RECORDED INFORMATION:
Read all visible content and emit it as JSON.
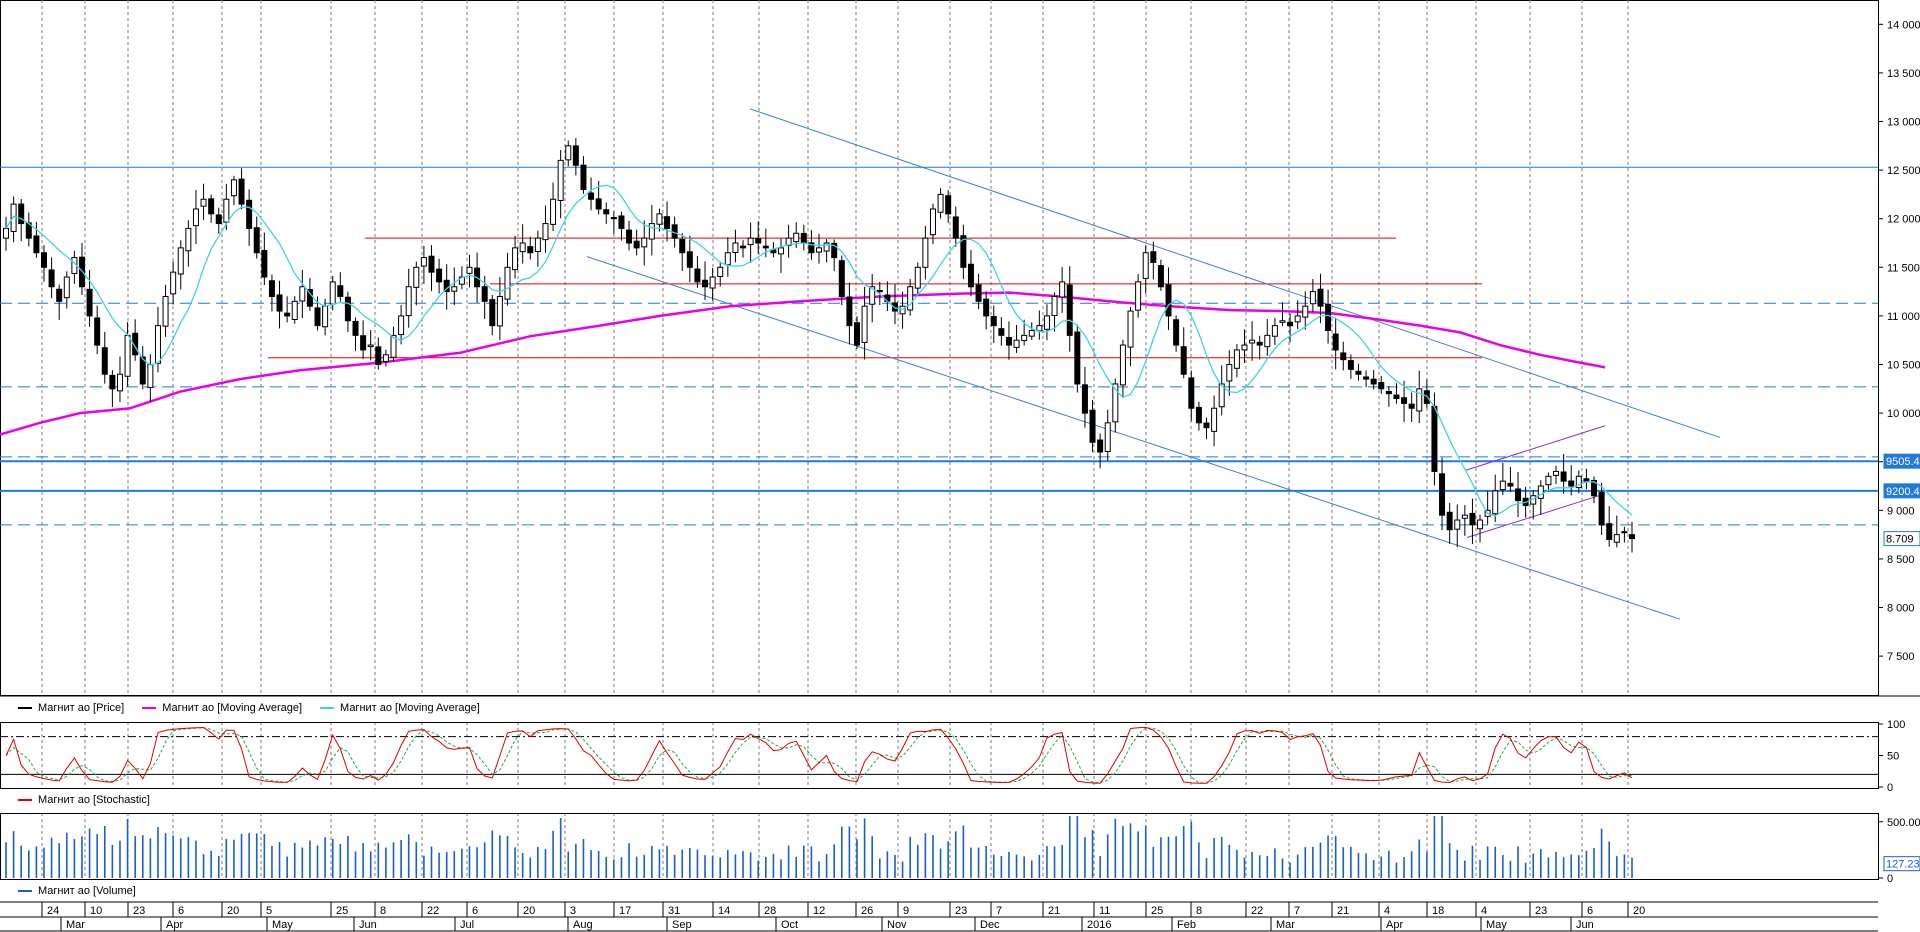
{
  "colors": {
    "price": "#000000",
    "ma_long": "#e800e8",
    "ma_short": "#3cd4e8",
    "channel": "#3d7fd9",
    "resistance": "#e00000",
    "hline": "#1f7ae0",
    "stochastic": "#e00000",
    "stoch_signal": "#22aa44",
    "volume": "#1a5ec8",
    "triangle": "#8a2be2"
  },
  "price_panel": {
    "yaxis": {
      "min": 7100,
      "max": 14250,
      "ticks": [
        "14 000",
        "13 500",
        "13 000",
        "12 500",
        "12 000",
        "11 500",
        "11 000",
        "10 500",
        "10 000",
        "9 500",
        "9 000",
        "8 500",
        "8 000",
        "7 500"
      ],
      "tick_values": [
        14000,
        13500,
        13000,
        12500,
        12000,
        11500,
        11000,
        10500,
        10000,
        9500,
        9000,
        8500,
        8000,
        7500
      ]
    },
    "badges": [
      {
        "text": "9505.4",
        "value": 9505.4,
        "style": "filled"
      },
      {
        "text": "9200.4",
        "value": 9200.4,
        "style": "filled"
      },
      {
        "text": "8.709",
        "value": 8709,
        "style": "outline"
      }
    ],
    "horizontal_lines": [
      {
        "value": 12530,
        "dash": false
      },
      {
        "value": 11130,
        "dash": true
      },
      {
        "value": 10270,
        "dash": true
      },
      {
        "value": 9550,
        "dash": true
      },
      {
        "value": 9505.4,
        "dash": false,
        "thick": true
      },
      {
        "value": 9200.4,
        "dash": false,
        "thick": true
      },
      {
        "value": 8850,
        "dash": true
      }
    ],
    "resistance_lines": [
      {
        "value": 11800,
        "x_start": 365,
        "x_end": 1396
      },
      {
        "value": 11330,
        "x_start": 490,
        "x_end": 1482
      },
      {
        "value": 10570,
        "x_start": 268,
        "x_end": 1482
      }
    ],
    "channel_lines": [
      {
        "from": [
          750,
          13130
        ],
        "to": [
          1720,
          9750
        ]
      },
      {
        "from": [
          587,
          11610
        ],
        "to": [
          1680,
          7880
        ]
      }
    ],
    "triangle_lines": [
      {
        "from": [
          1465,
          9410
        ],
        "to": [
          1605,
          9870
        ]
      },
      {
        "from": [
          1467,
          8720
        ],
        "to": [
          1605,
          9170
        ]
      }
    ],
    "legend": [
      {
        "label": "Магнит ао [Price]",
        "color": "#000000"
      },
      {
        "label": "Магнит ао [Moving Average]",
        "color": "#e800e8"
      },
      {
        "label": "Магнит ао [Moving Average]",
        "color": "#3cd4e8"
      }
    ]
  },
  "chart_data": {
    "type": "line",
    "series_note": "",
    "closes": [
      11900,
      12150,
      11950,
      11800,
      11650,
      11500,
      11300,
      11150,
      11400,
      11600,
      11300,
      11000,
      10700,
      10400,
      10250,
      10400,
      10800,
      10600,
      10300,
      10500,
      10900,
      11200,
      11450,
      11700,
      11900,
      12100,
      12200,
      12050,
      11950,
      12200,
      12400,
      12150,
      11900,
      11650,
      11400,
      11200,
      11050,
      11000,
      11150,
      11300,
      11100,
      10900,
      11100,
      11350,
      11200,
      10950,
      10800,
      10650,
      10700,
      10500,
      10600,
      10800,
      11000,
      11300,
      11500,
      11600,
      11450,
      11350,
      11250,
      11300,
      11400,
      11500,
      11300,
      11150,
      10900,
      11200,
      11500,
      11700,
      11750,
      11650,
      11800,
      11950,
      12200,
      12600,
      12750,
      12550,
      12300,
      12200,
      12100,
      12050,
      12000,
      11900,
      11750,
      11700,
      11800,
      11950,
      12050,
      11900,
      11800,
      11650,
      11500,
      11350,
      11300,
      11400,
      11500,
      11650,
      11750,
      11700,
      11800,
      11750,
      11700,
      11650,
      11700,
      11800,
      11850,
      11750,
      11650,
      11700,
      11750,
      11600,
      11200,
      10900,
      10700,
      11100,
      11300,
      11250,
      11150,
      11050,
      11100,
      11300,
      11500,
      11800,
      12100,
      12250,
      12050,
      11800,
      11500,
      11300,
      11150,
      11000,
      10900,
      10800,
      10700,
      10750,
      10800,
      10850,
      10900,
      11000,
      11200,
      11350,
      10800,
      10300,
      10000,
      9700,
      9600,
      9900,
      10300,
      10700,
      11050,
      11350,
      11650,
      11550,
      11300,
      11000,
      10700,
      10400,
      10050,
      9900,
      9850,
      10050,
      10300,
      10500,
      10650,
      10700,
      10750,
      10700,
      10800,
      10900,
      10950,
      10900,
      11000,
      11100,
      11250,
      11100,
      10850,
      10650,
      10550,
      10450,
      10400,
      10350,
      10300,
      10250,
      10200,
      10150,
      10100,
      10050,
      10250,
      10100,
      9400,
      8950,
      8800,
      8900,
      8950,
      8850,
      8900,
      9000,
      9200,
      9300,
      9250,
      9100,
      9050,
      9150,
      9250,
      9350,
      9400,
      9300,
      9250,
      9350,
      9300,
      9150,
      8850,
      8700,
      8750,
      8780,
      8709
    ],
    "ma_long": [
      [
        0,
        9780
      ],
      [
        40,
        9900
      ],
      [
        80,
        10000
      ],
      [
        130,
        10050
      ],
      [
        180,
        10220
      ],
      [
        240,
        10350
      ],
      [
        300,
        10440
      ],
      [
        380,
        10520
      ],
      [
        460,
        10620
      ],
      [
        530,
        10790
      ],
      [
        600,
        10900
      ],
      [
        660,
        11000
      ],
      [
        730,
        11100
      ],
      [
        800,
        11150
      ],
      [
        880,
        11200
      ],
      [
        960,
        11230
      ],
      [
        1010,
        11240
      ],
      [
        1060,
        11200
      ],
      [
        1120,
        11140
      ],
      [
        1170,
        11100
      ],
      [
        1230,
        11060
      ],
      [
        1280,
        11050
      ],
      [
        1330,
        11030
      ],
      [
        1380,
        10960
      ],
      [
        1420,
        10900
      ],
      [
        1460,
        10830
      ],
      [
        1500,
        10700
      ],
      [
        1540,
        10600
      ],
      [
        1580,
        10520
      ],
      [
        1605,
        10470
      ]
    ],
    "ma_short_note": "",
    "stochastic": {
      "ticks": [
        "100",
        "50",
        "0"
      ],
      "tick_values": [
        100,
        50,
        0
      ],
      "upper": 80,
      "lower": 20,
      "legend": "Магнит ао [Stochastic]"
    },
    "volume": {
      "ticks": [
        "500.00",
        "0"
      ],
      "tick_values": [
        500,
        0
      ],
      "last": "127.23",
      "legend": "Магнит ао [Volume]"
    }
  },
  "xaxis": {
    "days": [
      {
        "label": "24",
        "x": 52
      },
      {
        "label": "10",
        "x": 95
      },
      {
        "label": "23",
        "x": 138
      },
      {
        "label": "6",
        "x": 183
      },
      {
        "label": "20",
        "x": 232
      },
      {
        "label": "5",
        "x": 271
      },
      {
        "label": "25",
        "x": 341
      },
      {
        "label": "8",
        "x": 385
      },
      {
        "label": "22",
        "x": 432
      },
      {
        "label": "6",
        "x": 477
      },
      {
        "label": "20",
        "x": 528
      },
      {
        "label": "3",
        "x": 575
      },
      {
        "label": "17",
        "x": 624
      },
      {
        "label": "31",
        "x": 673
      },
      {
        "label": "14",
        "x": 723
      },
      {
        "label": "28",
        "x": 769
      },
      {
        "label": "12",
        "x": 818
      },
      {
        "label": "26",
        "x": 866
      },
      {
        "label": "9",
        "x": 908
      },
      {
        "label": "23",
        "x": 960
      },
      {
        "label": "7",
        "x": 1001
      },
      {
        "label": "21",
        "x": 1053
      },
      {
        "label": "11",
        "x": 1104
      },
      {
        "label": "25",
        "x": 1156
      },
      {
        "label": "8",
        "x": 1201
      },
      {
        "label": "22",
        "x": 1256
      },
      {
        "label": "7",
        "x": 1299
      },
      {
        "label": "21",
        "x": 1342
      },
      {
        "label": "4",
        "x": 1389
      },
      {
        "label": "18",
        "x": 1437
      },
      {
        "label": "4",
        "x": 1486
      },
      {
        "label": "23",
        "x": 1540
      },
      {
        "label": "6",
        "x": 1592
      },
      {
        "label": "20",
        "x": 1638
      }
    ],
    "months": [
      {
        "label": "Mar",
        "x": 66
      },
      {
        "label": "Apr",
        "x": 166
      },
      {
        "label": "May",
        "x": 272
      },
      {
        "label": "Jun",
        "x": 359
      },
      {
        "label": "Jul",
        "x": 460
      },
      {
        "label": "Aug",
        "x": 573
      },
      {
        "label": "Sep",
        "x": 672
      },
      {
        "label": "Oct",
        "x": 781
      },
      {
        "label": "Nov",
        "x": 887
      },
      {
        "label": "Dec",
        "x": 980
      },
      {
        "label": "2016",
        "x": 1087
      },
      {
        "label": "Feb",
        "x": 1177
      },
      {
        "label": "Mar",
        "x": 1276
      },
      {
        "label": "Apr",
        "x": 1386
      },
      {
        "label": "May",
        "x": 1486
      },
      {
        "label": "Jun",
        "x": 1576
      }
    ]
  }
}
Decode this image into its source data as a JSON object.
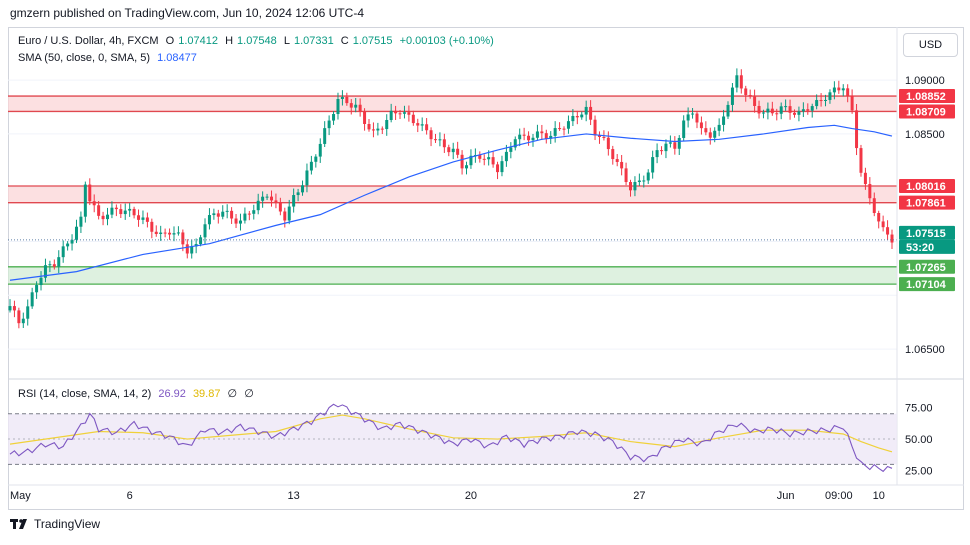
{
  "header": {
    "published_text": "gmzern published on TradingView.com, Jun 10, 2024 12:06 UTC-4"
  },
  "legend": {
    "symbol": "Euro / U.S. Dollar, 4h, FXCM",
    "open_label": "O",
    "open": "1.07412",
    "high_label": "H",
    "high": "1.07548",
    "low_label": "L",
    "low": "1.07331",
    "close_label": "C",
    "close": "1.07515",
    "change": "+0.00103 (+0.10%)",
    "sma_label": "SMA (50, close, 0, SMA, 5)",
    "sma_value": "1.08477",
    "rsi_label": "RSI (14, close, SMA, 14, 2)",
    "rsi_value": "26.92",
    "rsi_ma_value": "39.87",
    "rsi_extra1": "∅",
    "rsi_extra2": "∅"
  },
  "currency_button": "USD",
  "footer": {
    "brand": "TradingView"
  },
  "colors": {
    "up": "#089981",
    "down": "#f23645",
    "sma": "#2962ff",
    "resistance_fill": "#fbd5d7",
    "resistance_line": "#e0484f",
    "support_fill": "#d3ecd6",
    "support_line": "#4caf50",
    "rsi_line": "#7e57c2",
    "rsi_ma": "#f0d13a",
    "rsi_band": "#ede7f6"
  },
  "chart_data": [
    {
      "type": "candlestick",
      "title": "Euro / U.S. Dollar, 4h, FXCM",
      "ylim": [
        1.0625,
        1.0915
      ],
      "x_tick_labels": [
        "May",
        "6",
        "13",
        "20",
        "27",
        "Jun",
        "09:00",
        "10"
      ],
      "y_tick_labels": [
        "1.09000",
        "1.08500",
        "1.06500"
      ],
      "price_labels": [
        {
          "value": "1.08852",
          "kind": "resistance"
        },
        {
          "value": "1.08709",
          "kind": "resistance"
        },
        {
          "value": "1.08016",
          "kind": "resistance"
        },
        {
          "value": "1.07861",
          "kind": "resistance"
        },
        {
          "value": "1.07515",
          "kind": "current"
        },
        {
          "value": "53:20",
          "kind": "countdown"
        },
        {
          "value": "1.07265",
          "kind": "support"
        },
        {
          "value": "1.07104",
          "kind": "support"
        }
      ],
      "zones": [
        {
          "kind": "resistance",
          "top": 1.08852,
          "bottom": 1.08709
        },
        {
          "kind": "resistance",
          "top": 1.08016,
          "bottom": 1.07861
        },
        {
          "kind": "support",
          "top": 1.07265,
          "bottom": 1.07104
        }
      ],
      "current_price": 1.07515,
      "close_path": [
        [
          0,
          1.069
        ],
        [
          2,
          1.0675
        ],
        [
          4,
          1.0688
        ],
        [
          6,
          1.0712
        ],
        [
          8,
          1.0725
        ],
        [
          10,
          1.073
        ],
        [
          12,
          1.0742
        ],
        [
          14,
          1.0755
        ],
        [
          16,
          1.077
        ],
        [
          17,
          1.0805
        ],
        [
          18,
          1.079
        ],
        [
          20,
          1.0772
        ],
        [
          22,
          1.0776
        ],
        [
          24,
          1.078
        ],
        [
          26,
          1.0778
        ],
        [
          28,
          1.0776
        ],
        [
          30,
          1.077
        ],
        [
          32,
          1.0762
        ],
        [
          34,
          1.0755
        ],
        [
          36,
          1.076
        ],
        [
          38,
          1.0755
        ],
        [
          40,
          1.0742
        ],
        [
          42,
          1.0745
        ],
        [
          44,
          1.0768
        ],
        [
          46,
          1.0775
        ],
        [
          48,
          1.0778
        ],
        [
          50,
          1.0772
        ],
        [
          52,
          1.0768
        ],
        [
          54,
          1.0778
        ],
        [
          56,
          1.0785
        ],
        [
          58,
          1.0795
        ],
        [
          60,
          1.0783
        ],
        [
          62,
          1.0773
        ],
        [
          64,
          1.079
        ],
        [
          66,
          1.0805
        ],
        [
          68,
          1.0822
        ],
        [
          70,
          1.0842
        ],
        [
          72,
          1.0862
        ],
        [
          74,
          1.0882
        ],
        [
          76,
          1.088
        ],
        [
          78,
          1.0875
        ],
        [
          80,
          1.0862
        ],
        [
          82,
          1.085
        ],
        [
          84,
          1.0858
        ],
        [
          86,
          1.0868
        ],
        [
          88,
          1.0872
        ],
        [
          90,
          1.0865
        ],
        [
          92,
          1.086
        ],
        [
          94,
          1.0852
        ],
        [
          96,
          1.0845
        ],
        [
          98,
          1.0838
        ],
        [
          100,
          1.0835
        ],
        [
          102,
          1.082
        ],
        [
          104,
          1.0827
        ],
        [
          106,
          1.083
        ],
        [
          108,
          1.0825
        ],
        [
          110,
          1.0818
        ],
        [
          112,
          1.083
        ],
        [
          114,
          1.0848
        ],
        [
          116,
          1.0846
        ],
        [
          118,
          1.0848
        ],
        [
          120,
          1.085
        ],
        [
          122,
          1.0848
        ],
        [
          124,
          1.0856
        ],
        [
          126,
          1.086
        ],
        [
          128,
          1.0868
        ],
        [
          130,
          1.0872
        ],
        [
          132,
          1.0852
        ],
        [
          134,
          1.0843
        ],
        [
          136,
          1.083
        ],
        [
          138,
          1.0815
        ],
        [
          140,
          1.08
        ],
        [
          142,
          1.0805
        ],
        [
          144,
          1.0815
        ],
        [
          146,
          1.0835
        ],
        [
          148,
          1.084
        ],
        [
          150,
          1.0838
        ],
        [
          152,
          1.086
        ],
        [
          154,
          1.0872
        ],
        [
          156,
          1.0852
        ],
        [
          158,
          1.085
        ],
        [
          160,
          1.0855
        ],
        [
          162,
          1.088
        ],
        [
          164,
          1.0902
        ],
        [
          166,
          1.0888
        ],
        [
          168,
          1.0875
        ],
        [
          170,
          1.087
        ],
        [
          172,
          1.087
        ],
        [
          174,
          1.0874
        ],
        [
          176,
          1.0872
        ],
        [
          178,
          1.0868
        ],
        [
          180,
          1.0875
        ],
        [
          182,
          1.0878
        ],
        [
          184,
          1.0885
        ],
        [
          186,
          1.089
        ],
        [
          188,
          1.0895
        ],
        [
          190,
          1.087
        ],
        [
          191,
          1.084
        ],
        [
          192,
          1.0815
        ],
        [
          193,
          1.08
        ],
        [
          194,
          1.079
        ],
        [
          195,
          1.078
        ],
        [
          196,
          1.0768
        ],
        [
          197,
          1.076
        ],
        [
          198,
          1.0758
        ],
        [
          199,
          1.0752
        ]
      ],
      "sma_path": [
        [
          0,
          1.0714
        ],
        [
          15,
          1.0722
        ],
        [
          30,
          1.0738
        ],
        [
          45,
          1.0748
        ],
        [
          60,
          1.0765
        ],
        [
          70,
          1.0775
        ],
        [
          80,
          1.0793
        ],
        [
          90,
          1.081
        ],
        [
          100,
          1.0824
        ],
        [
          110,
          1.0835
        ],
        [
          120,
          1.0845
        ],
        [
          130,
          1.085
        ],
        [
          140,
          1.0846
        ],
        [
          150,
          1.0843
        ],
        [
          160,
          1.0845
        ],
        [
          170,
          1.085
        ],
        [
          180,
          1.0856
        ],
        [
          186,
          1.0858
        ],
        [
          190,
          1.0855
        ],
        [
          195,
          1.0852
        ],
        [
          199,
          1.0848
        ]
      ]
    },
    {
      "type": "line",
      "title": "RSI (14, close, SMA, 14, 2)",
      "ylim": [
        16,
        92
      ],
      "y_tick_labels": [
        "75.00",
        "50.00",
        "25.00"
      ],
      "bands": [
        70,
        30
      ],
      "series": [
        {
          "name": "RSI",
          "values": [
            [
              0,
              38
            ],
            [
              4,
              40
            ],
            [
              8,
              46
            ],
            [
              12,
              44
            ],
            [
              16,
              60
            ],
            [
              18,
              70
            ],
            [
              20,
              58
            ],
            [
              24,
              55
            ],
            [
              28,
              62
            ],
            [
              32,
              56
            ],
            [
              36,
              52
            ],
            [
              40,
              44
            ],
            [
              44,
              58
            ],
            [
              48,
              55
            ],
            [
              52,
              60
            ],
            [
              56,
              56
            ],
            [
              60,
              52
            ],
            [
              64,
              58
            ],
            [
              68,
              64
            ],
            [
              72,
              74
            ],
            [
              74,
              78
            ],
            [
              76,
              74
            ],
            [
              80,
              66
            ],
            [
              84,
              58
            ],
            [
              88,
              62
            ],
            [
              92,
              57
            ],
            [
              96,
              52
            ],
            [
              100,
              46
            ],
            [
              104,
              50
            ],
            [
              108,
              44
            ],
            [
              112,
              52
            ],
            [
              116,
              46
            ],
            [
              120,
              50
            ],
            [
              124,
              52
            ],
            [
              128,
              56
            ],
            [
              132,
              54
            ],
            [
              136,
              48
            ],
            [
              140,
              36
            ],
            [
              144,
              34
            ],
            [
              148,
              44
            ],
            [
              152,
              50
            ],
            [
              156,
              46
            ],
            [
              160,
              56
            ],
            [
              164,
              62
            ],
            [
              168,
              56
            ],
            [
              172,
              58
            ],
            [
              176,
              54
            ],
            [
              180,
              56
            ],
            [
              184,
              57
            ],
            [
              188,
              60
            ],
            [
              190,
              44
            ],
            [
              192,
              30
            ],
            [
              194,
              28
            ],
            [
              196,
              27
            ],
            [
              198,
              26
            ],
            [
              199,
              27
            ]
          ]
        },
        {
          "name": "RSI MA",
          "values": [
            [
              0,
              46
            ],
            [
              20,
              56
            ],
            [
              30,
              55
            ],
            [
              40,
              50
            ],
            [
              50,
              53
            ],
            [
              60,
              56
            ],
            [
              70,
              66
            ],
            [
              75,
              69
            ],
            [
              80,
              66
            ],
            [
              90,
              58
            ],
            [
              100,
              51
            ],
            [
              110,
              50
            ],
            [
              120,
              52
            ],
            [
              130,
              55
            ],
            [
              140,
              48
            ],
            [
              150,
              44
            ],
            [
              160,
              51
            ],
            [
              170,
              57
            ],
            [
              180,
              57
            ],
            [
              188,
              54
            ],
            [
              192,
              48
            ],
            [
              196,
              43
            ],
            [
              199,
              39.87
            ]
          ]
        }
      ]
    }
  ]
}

WHAT TO DO:
Copy out all lines above that include the string "Магнит".

ANSWER TO THE EXERCISE:
        "label": "Магнит ао [Price]",
        "label": "Магнит ао [Moving Average]",
        "label": "Магнит ао [Moving Average]",
      "legend": "Магнит ао [Stochastic]"
      "legend": "Магнит ао [Volume]"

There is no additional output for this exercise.